**Items from a dataset:**

----------

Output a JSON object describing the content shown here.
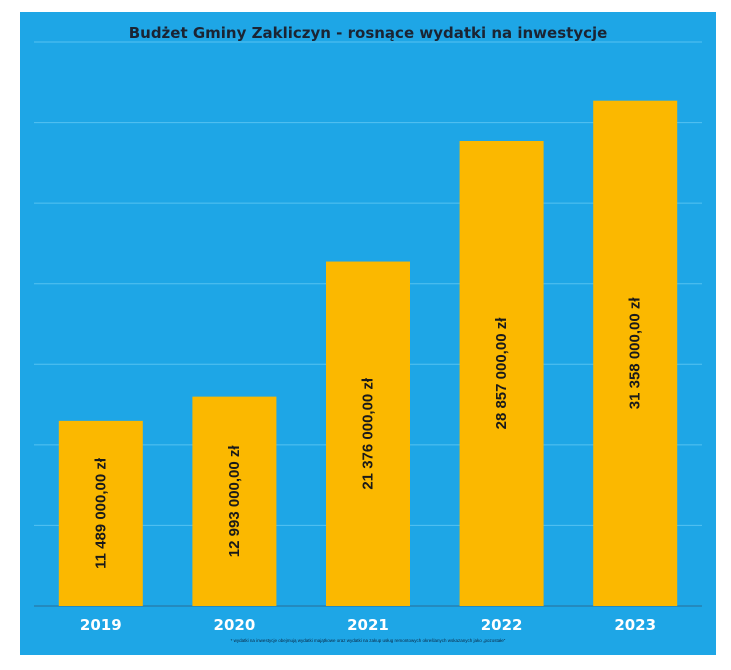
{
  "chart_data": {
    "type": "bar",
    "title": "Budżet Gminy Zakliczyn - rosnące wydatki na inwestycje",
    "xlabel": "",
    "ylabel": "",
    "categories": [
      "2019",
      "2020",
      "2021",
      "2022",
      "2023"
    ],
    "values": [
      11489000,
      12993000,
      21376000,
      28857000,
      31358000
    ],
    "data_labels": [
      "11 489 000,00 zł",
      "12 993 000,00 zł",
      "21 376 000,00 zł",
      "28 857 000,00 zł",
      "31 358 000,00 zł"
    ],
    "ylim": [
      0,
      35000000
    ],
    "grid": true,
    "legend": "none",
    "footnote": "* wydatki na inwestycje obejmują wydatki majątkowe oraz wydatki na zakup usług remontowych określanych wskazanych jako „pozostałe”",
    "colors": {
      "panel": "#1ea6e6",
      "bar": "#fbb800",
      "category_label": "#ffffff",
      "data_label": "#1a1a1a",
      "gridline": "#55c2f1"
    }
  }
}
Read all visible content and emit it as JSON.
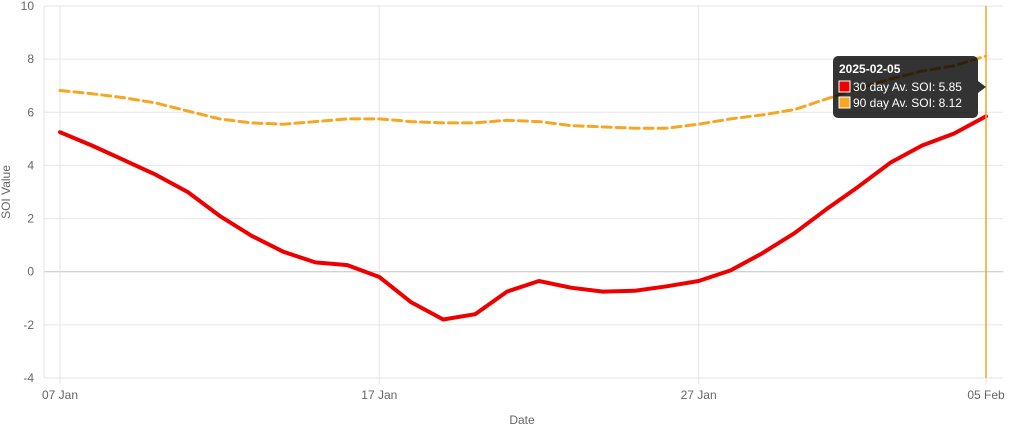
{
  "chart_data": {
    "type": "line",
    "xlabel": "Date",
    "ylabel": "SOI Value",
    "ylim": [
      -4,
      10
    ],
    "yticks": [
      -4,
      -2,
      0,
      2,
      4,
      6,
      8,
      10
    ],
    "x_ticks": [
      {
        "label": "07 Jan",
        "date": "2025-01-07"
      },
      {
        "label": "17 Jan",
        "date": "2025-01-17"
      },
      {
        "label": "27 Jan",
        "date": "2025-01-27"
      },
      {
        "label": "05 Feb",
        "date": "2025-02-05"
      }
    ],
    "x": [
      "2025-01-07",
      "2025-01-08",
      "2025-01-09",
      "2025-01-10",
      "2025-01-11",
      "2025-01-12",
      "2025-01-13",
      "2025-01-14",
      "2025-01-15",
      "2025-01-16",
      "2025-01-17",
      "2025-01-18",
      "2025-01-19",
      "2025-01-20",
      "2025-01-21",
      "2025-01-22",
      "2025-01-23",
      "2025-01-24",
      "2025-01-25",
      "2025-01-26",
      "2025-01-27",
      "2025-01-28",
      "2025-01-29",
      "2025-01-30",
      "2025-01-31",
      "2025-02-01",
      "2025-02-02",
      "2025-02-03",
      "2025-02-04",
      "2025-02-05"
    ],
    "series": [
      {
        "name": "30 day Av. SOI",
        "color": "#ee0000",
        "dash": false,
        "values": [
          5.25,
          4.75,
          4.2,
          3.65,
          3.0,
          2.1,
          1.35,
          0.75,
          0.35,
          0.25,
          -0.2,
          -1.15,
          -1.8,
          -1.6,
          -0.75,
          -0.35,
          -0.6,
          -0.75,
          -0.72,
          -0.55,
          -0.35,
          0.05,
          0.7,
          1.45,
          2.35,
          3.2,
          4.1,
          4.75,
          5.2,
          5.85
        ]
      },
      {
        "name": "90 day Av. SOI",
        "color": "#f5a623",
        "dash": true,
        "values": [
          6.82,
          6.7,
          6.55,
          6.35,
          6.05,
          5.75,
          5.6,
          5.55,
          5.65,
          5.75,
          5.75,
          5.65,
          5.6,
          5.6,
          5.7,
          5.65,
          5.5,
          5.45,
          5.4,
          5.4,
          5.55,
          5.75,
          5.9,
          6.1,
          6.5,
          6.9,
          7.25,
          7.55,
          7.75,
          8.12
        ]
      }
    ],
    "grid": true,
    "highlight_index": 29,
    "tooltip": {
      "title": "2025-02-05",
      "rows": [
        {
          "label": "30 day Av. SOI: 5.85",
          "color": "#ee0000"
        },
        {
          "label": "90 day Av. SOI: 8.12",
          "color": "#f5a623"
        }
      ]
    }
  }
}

----------

**WHAT THE TASK REQUIRES:**
Quote each entry above verbatim and drop the pictures.

**RESULT FOR THIS TASK:**
Output a JSON object describing the content shown here.
{
  "chart_data": {
    "type": "bar",
    "title": "Budżet Gminy Zakliczyn - rosnące wydatki na inwestycje",
    "xlabel": "",
    "ylabel": "",
    "categories": [
      "2019",
      "2020",
      "2021",
      "2022",
      "2023"
    ],
    "values": [
      11489000,
      12993000,
      21376000,
      28857000,
      31358000
    ],
    "data_labels": [
      "11 489 000,00 zł",
      "12 993 000,00 zł",
      "21 376 000,00 zł",
      "28 857 000,00 zł",
      "31 358 000,00 zł"
    ],
    "ylim": [
      0,
      35000000
    ],
    "grid": true,
    "legend": "none",
    "footnote": "* wydatki na inwestycje obejmują wydatki majątkowe oraz wydatki na zakup usług remontowych określanych wskazanych jako „pozostałe”",
    "colors": {
      "panel": "#1ea6e6",
      "bar": "#fbb800",
      "category_label": "#ffffff",
      "data_label": "#1a1a1a",
      "gridline": "#55c2f1"
    }
  }
}
Read all visible content and emit it as JSON.
{
  "chart_data": {
    "type": "line",
    "xlabel": "Date",
    "ylabel": "SOI Value",
    "ylim": [
      -4,
      10
    ],
    "yticks": [
      -4,
      -2,
      0,
      2,
      4,
      6,
      8,
      10
    ],
    "x_ticks": [
      {
        "label": "07 Jan",
        "date": "2025-01-07"
      },
      {
        "label": "17 Jan",
        "date": "2025-01-17"
      },
      {
        "label": "27 Jan",
        "date": "2025-01-27"
      },
      {
        "label": "05 Feb",
        "date": "2025-02-05"
      }
    ],
    "x": [
      "2025-01-07",
      "2025-01-08",
      "2025-01-09",
      "2025-01-10",
      "2025-01-11",
      "2025-01-12",
      "2025-01-13",
      "2025-01-14",
      "2025-01-15",
      "2025-01-16",
      "2025-01-17",
      "2025-01-18",
      "2025-01-19",
      "2025-01-20",
      "2025-01-21",
      "2025-01-22",
      "2025-01-23",
      "2025-01-24",
      "2025-01-25",
      "2025-01-26",
      "2025-01-27",
      "2025-01-28",
      "2025-01-29",
      "2025-01-30",
      "2025-01-31",
      "2025-02-01",
      "2025-02-02",
      "2025-02-03",
      "2025-02-04",
      "2025-02-05"
    ],
    "series": [
      {
        "name": "30 day Av. SOI",
        "color": "#ee0000",
        "dash": false,
        "values": [
          5.25,
          4.75,
          4.2,
          3.65,
          3.0,
          2.1,
          1.35,
          0.75,
          0.35,
          0.25,
          -0.2,
          -1.15,
          -1.8,
          -1.6,
          -0.75,
          -0.35,
          -0.6,
          -0.75,
          -0.72,
          -0.55,
          -0.35,
          0.05,
          0.7,
          1.45,
          2.35,
          3.2,
          4.1,
          4.75,
          5.2,
          5.85
        ]
      },
      {
        "name": "90 day Av. SOI",
        "color": "#f5a623",
        "dash": true,
        "values": [
          6.82,
          6.7,
          6.55,
          6.35,
          6.05,
          5.75,
          5.6,
          5.55,
          5.65,
          5.75,
          5.75,
          5.65,
          5.6,
          5.6,
          5.7,
          5.65,
          5.5,
          5.45,
          5.4,
          5.4,
          5.55,
          5.75,
          5.9,
          6.1,
          6.5,
          6.9,
          7.25,
          7.55,
          7.75,
          8.12
        ]
      }
    ],
    "grid": true,
    "highlight_index": 29,
    "tooltip": {
      "title": "2025-02-05",
      "rows": [
        {
          "label": "30 day Av. SOI: 5.85",
          "color": "#ee0000"
        },
        {
          "label": "90 day Av. SOI: 8.12",
          "color": "#f5a623"
        }
      ]
    }
  }
}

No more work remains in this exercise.